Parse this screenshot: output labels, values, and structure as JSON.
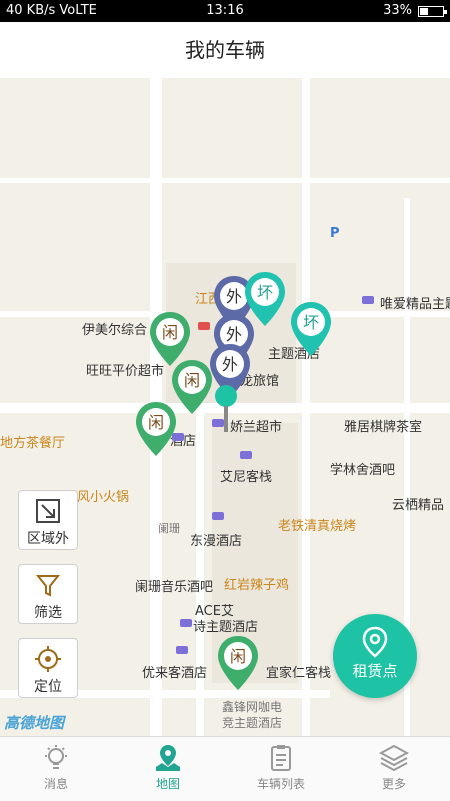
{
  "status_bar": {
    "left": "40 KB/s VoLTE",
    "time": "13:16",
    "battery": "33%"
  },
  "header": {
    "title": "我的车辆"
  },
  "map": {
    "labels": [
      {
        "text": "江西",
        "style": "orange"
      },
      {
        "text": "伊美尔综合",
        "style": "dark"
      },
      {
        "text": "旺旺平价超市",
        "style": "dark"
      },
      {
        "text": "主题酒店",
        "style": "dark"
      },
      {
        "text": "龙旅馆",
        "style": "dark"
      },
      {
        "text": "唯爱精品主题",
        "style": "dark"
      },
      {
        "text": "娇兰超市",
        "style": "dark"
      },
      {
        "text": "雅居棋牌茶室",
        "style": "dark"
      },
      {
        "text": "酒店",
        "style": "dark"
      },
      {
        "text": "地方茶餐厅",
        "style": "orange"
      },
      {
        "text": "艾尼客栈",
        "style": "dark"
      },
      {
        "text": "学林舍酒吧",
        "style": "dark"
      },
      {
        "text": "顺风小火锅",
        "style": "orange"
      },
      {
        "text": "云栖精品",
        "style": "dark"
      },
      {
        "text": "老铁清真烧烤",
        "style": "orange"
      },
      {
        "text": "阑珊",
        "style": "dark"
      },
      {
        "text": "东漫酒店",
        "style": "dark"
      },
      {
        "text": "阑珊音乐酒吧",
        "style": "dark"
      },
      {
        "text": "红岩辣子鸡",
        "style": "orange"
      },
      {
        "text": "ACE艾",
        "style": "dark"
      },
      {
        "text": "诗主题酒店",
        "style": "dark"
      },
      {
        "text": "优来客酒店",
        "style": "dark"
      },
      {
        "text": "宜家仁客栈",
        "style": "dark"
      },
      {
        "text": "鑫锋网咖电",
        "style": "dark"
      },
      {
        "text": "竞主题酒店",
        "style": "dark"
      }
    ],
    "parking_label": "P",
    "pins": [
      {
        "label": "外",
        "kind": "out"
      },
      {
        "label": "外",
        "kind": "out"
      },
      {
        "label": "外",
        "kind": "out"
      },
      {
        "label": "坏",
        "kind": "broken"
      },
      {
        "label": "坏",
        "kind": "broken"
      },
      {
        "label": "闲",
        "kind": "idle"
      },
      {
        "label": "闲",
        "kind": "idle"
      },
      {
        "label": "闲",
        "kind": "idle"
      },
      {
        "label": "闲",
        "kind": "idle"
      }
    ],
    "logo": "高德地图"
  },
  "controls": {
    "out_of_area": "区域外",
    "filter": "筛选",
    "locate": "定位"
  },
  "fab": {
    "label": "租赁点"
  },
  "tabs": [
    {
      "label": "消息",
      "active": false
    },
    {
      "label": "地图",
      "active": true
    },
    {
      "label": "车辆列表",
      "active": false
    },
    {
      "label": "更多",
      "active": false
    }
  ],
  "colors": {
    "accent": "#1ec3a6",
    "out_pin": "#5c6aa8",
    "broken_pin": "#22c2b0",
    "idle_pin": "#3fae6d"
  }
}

------------------------------------------------------------

§ **Work instructions**: Copy the listing in full and without alteration, omitting every picture.

§ **Correct answer**:
Parse this screenshot: output labels, values, and structure as JSON.
{
  "status_bar": {
    "left": "40 KB/s VoLTE",
    "time": "13:16",
    "battery": "33%"
  },
  "header": {
    "title": "我的车辆"
  },
  "map": {
    "labels": [
      {
        "text": "江西",
        "style": "orange"
      },
      {
        "text": "伊美尔综合",
        "style": "dark"
      },
      {
        "text": "旺旺平价超市",
        "style": "dark"
      },
      {
        "text": "主题酒店",
        "style": "dark"
      },
      {
        "text": "龙旅馆",
        "style": "dark"
      },
      {
        "text": "唯爱精品主题",
        "style": "dark"
      },
      {
        "text": "娇兰超市",
        "style": "dark"
      },
      {
        "text": "雅居棋牌茶室",
        "style": "dark"
      },
      {
        "text": "酒店",
        "style": "dark"
      },
      {
        "text": "地方茶餐厅",
        "style": "orange"
      },
      {
        "text": "艾尼客栈",
        "style": "dark"
      },
      {
        "text": "学林舍酒吧",
        "style": "dark"
      },
      {
        "text": "顺风小火锅",
        "style": "orange"
      },
      {
        "text": "云栖精品",
        "style": "dark"
      },
      {
        "text": "老铁清真烧烤",
        "style": "orange"
      },
      {
        "text": "阑珊",
        "style": "dark"
      },
      {
        "text": "东漫酒店",
        "style": "dark"
      },
      {
        "text": "阑珊音乐酒吧",
        "style": "dark"
      },
      {
        "text": "红岩辣子鸡",
        "style": "orange"
      },
      {
        "text": "ACE艾",
        "style": "dark"
      },
      {
        "text": "诗主题酒店",
        "style": "dark"
      },
      {
        "text": "优来客酒店",
        "style": "dark"
      },
      {
        "text": "宜家仁客栈",
        "style": "dark"
      },
      {
        "text": "鑫锋网咖电",
        "style": "dark"
      },
      {
        "text": "竞主题酒店",
        "style": "dark"
      }
    ],
    "parking_label": "P",
    "pins": [
      {
        "label": "外",
        "kind": "out"
      },
      {
        "label": "外",
        "kind": "out"
      },
      {
        "label": "外",
        "kind": "out"
      },
      {
        "label": "坏",
        "kind": "broken"
      },
      {
        "label": "坏",
        "kind": "broken"
      },
      {
        "label": "闲",
        "kind": "idle"
      },
      {
        "label": "闲",
        "kind": "idle"
      },
      {
        "label": "闲",
        "kind": "idle"
      },
      {
        "label": "闲",
        "kind": "idle"
      }
    ],
    "logo": "高德地图"
  },
  "controls": {
    "out_of_area": "区域外",
    "filter": "筛选",
    "locate": "定位"
  },
  "fab": {
    "label": "租赁点"
  },
  "tabs": [
    {
      "label": "消息",
      "active": false
    },
    {
      "label": "地图",
      "active": true
    },
    {
      "label": "车辆列表",
      "active": false
    },
    {
      "label": "更多",
      "active": false
    }
  ],
  "colors": {
    "accent": "#1ec3a6",
    "out_pin": "#5c6aa8",
    "broken_pin": "#22c2b0",
    "idle_pin": "#3fae6d"
  }
}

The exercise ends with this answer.